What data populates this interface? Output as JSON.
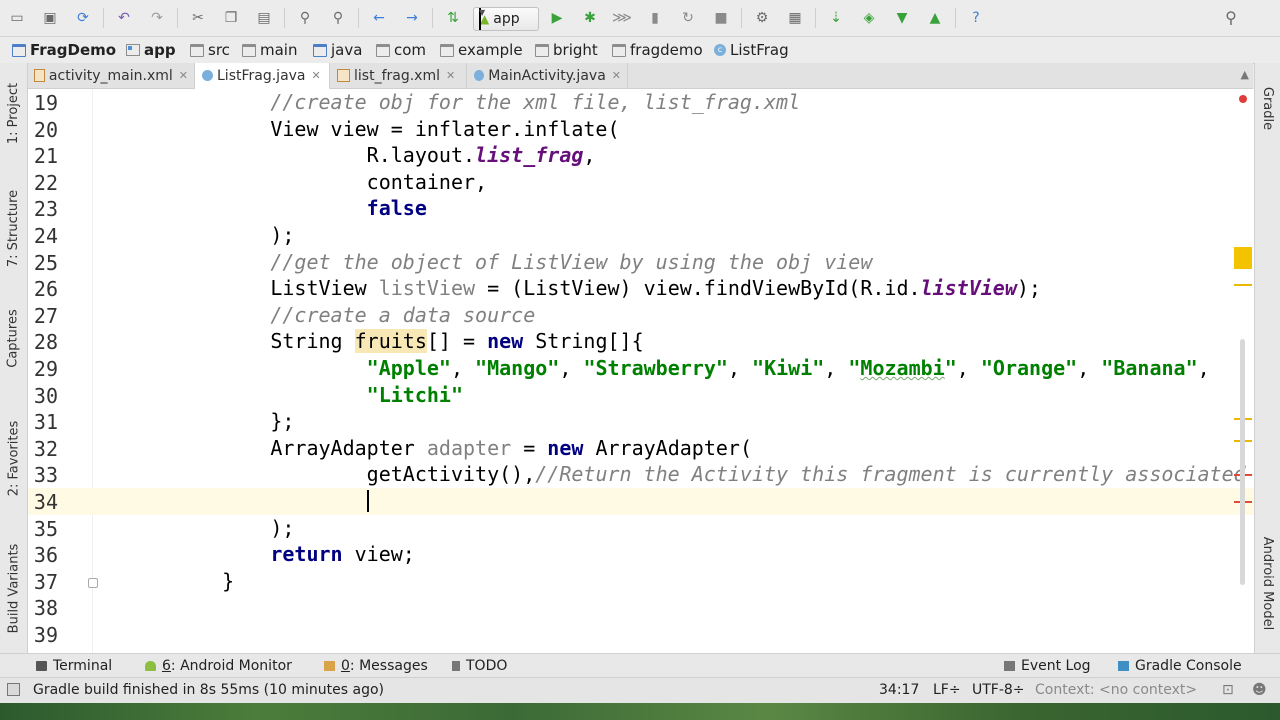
{
  "toolbar": {
    "run_config": "app",
    "icons": [
      "folder-icon",
      "save-icon",
      "sync-icon",
      "undo-icon",
      "redo-icon",
      "cut-icon",
      "copy-icon",
      "paste-icon",
      "find-icon",
      "replace-icon",
      "back-icon",
      "forward-icon",
      "make-icon",
      "run-icon",
      "debug-icon",
      "attach-icon",
      "profile-icon",
      "apply-changes-icon",
      "stop-icon",
      "project-structure-icon",
      "sdk-manager-icon",
      "avd-manager-icon",
      "android-icon",
      "help-icon",
      "search-icon"
    ]
  },
  "breadcrumb": [
    "FragDemo",
    "app",
    "src",
    "main",
    "java",
    "com",
    "example",
    "bright",
    "fragdemo",
    "ListFrag"
  ],
  "tabs": [
    {
      "label": "activity_main.xml",
      "type": "xml",
      "active": false
    },
    {
      "label": "ListFrag.java",
      "type": "java",
      "active": true
    },
    {
      "label": "list_frag.xml",
      "type": "xml",
      "active": false
    },
    {
      "label": "MainActivity.java",
      "type": "java",
      "active": false
    }
  ],
  "left_tools": [
    "1: Project",
    "7: Structure",
    "Captures",
    "2: Favorites",
    "Build Variants"
  ],
  "right_tools": [
    "Gradle",
    "Android Model"
  ],
  "editor": {
    "current_line": 34,
    "lines": [
      {
        "n": "19",
        "parts": [
          [
            "i",
            "        "
          ],
          [
            "comment",
            "//create obj for the xml file, list_frag.xml"
          ]
        ]
      },
      {
        "n": "20",
        "parts": [
          [
            "i",
            "        "
          ],
          [
            "plain",
            "View view = inflater.inflate("
          ]
        ]
      },
      {
        "n": "21",
        "parts": [
          [
            "i",
            "                "
          ],
          [
            "plain",
            "R.layout."
          ],
          [
            "field",
            "list_frag"
          ],
          [
            "plain",
            ","
          ]
        ]
      },
      {
        "n": "22",
        "parts": [
          [
            "i",
            "                "
          ],
          [
            "plain",
            "container,"
          ]
        ]
      },
      {
        "n": "23",
        "parts": [
          [
            "i",
            "                "
          ],
          [
            "kw",
            "false"
          ]
        ]
      },
      {
        "n": "24",
        "parts": [
          [
            "i",
            "        "
          ],
          [
            "plain",
            ");"
          ]
        ]
      },
      {
        "n": "25",
        "parts": [
          [
            "i",
            "        "
          ],
          [
            "comment",
            "//get the object of ListView by using the obj view"
          ]
        ]
      },
      {
        "n": "26",
        "parts": [
          [
            "i",
            "        "
          ],
          [
            "plain",
            "ListView "
          ],
          [
            "unused",
            "listView"
          ],
          [
            "plain",
            " = (ListView) view.findViewById(R.id."
          ],
          [
            "field",
            "listView"
          ],
          [
            "plain",
            ");"
          ]
        ]
      },
      {
        "n": "27",
        "parts": [
          [
            "i",
            "        "
          ],
          [
            "comment",
            "//create a data source"
          ]
        ]
      },
      {
        "n": "28",
        "parts": [
          [
            "i",
            "        "
          ],
          [
            "plain",
            "String "
          ],
          [
            "hl",
            "fruits"
          ],
          [
            "plain",
            "[] = "
          ],
          [
            "kw",
            "new"
          ],
          [
            "plain",
            " String[]{"
          ]
        ]
      },
      {
        "n": "29",
        "parts": [
          [
            "i",
            "                "
          ],
          [
            "str",
            "\"Apple\""
          ],
          [
            "plain",
            ", "
          ],
          [
            "str",
            "\"Mango\""
          ],
          [
            "plain",
            ", "
          ],
          [
            "str",
            "\"Strawberry\""
          ],
          [
            "plain",
            ", "
          ],
          [
            "str",
            "\"Kiwi\""
          ],
          [
            "plain",
            ", "
          ],
          [
            "str",
            "\""
          ],
          [
            "strsq",
            "Mozambi"
          ],
          [
            "str",
            "\""
          ],
          [
            "plain",
            ", "
          ],
          [
            "str",
            "\"Orange\""
          ],
          [
            "plain",
            ", "
          ],
          [
            "str",
            "\"Banana\""
          ],
          [
            "plain",
            ","
          ]
        ]
      },
      {
        "n": "30",
        "parts": [
          [
            "i",
            "                "
          ],
          [
            "str",
            "\"Litchi\""
          ]
        ]
      },
      {
        "n": "31",
        "parts": [
          [
            "i",
            "        "
          ],
          [
            "plain",
            "};"
          ]
        ]
      },
      {
        "n": "32",
        "parts": [
          [
            "i",
            "        "
          ],
          [
            "plain",
            "ArrayAdapter "
          ],
          [
            "unused",
            "adapter"
          ],
          [
            "plain",
            " = "
          ],
          [
            "kw",
            "new"
          ],
          [
            "plain",
            " ArrayAdapter("
          ]
        ]
      },
      {
        "n": "33",
        "parts": [
          [
            "i",
            "                "
          ],
          [
            "plain",
            "getActivity(),"
          ],
          [
            "comment",
            "//Return the Activity this fragment is currently associated"
          ]
        ]
      },
      {
        "n": "34",
        "parts": [
          [
            "i",
            "                "
          ]
        ]
      },
      {
        "n": "35",
        "parts": [
          [
            "i",
            "        "
          ],
          [
            "plain",
            ");"
          ]
        ]
      },
      {
        "n": "36",
        "parts": [
          [
            "i",
            "        "
          ],
          [
            "kw",
            "return"
          ],
          [
            "plain",
            " view;"
          ]
        ]
      },
      {
        "n": "37",
        "parts": [
          [
            "i",
            "    "
          ],
          [
            "plain",
            "}"
          ]
        ]
      },
      {
        "n": "38",
        "parts": []
      },
      {
        "n": "39",
        "parts": []
      }
    ]
  },
  "bottom_tools": {
    "terminal": "Terminal",
    "android_monitor_num": "6",
    "android_monitor": ": Android Monitor",
    "messages_num": "0",
    "messages": ": Messages",
    "todo": "TODO",
    "event_log": "Event Log",
    "gradle_console": "Gradle Console"
  },
  "status": {
    "message": "Gradle build finished in 8s 55ms (10 minutes ago)",
    "position": "34:17",
    "line_sep": "LF÷",
    "encoding": "UTF-8÷",
    "context": "Context: <no context>"
  },
  "colors": {
    "comment": "#808080",
    "keyword": "#000080",
    "string": "#008000",
    "field": "#660e7a",
    "current_line": "#fffae3"
  }
}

**What is needed:** Extract the text of all the records above verbatim, excluding pictures.

**Response:**
What data populates this interface? Output as JSON.
{
  "toolbar": {
    "run_config": "app",
    "icons": [
      "folder-icon",
      "save-icon",
      "sync-icon",
      "undo-icon",
      "redo-icon",
      "cut-icon",
      "copy-icon",
      "paste-icon",
      "find-icon",
      "replace-icon",
      "back-icon",
      "forward-icon",
      "make-icon",
      "run-icon",
      "debug-icon",
      "attach-icon",
      "profile-icon",
      "apply-changes-icon",
      "stop-icon",
      "project-structure-icon",
      "sdk-manager-icon",
      "avd-manager-icon",
      "android-icon",
      "help-icon",
      "search-icon"
    ]
  },
  "breadcrumb": [
    "FragDemo",
    "app",
    "src",
    "main",
    "java",
    "com",
    "example",
    "bright",
    "fragdemo",
    "ListFrag"
  ],
  "tabs": [
    {
      "label": "activity_main.xml",
      "type": "xml",
      "active": false
    },
    {
      "label": "ListFrag.java",
      "type": "java",
      "active": true
    },
    {
      "label": "list_frag.xml",
      "type": "xml",
      "active": false
    },
    {
      "label": "MainActivity.java",
      "type": "java",
      "active": false
    }
  ],
  "left_tools": [
    "1: Project",
    "7: Structure",
    "Captures",
    "2: Favorites",
    "Build Variants"
  ],
  "right_tools": [
    "Gradle",
    "Android Model"
  ],
  "editor": {
    "current_line": 34,
    "lines": [
      {
        "n": "19",
        "parts": [
          [
            "i",
            "        "
          ],
          [
            "comment",
            "//create obj for the xml file, list_frag.xml"
          ]
        ]
      },
      {
        "n": "20",
        "parts": [
          [
            "i",
            "        "
          ],
          [
            "plain",
            "View view = inflater.inflate("
          ]
        ]
      },
      {
        "n": "21",
        "parts": [
          [
            "i",
            "                "
          ],
          [
            "plain",
            "R.layout."
          ],
          [
            "field",
            "list_frag"
          ],
          [
            "plain",
            ","
          ]
        ]
      },
      {
        "n": "22",
        "parts": [
          [
            "i",
            "                "
          ],
          [
            "plain",
            "container,"
          ]
        ]
      },
      {
        "n": "23",
        "parts": [
          [
            "i",
            "                "
          ],
          [
            "kw",
            "false"
          ]
        ]
      },
      {
        "n": "24",
        "parts": [
          [
            "i",
            "        "
          ],
          [
            "plain",
            ");"
          ]
        ]
      },
      {
        "n": "25",
        "parts": [
          [
            "i",
            "        "
          ],
          [
            "comment",
            "//get the object of ListView by using the obj view"
          ]
        ]
      },
      {
        "n": "26",
        "parts": [
          [
            "i",
            "        "
          ],
          [
            "plain",
            "ListView "
          ],
          [
            "unused",
            "listView"
          ],
          [
            "plain",
            " = (ListView) view.findViewById(R.id."
          ],
          [
            "field",
            "listView"
          ],
          [
            "plain",
            ");"
          ]
        ]
      },
      {
        "n": "27",
        "parts": [
          [
            "i",
            "        "
          ],
          [
            "comment",
            "//create a data source"
          ]
        ]
      },
      {
        "n": "28",
        "parts": [
          [
            "i",
            "        "
          ],
          [
            "plain",
            "String "
          ],
          [
            "hl",
            "fruits"
          ],
          [
            "plain",
            "[] = "
          ],
          [
            "kw",
            "new"
          ],
          [
            "plain",
            " String[]{"
          ]
        ]
      },
      {
        "n": "29",
        "parts": [
          [
            "i",
            "                "
          ],
          [
            "str",
            "\"Apple\""
          ],
          [
            "plain",
            ", "
          ],
          [
            "str",
            "\"Mango\""
          ],
          [
            "plain",
            ", "
          ],
          [
            "str",
            "\"Strawberry\""
          ],
          [
            "plain",
            ", "
          ],
          [
            "str",
            "\"Kiwi\""
          ],
          [
            "plain",
            ", "
          ],
          [
            "str",
            "\""
          ],
          [
            "strsq",
            "Mozambi"
          ],
          [
            "str",
            "\""
          ],
          [
            "plain",
            ", "
          ],
          [
            "str",
            "\"Orange\""
          ],
          [
            "plain",
            ", "
          ],
          [
            "str",
            "\"Banana\""
          ],
          [
            "plain",
            ","
          ]
        ]
      },
      {
        "n": "30",
        "parts": [
          [
            "i",
            "                "
          ],
          [
            "str",
            "\"Litchi\""
          ]
        ]
      },
      {
        "n": "31",
        "parts": [
          [
            "i",
            "        "
          ],
          [
            "plain",
            "};"
          ]
        ]
      },
      {
        "n": "32",
        "parts": [
          [
            "i",
            "        "
          ],
          [
            "plain",
            "ArrayAdapter "
          ],
          [
            "unused",
            "adapter"
          ],
          [
            "plain",
            " = "
          ],
          [
            "kw",
            "new"
          ],
          [
            "plain",
            " ArrayAdapter("
          ]
        ]
      },
      {
        "n": "33",
        "parts": [
          [
            "i",
            "                "
          ],
          [
            "plain",
            "getActivity(),"
          ],
          [
            "comment",
            "//Return the Activity this fragment is currently associated"
          ]
        ]
      },
      {
        "n": "34",
        "parts": [
          [
            "i",
            "                "
          ]
        ]
      },
      {
        "n": "35",
        "parts": [
          [
            "i",
            "        "
          ],
          [
            "plain",
            ");"
          ]
        ]
      },
      {
        "n": "36",
        "parts": [
          [
            "i",
            "        "
          ],
          [
            "kw",
            "return"
          ],
          [
            "plain",
            " view;"
          ]
        ]
      },
      {
        "n": "37",
        "parts": [
          [
            "i",
            "    "
          ],
          [
            "plain",
            "}"
          ]
        ]
      },
      {
        "n": "38",
        "parts": []
      },
      {
        "n": "39",
        "parts": []
      }
    ]
  },
  "bottom_tools": {
    "terminal": "Terminal",
    "android_monitor_num": "6",
    "android_monitor": ": Android Monitor",
    "messages_num": "0",
    "messages": ": Messages",
    "todo": "TODO",
    "event_log": "Event Log",
    "gradle_console": "Gradle Console"
  },
  "status": {
    "message": "Gradle build finished in 8s 55ms (10 minutes ago)",
    "position": "34:17",
    "line_sep": "LF÷",
    "encoding": "UTF-8÷",
    "context": "Context: <no context>"
  },
  "colors": {
    "comment": "#808080",
    "keyword": "#000080",
    "string": "#008000",
    "field": "#660e7a",
    "current_line": "#fffae3"
  }
}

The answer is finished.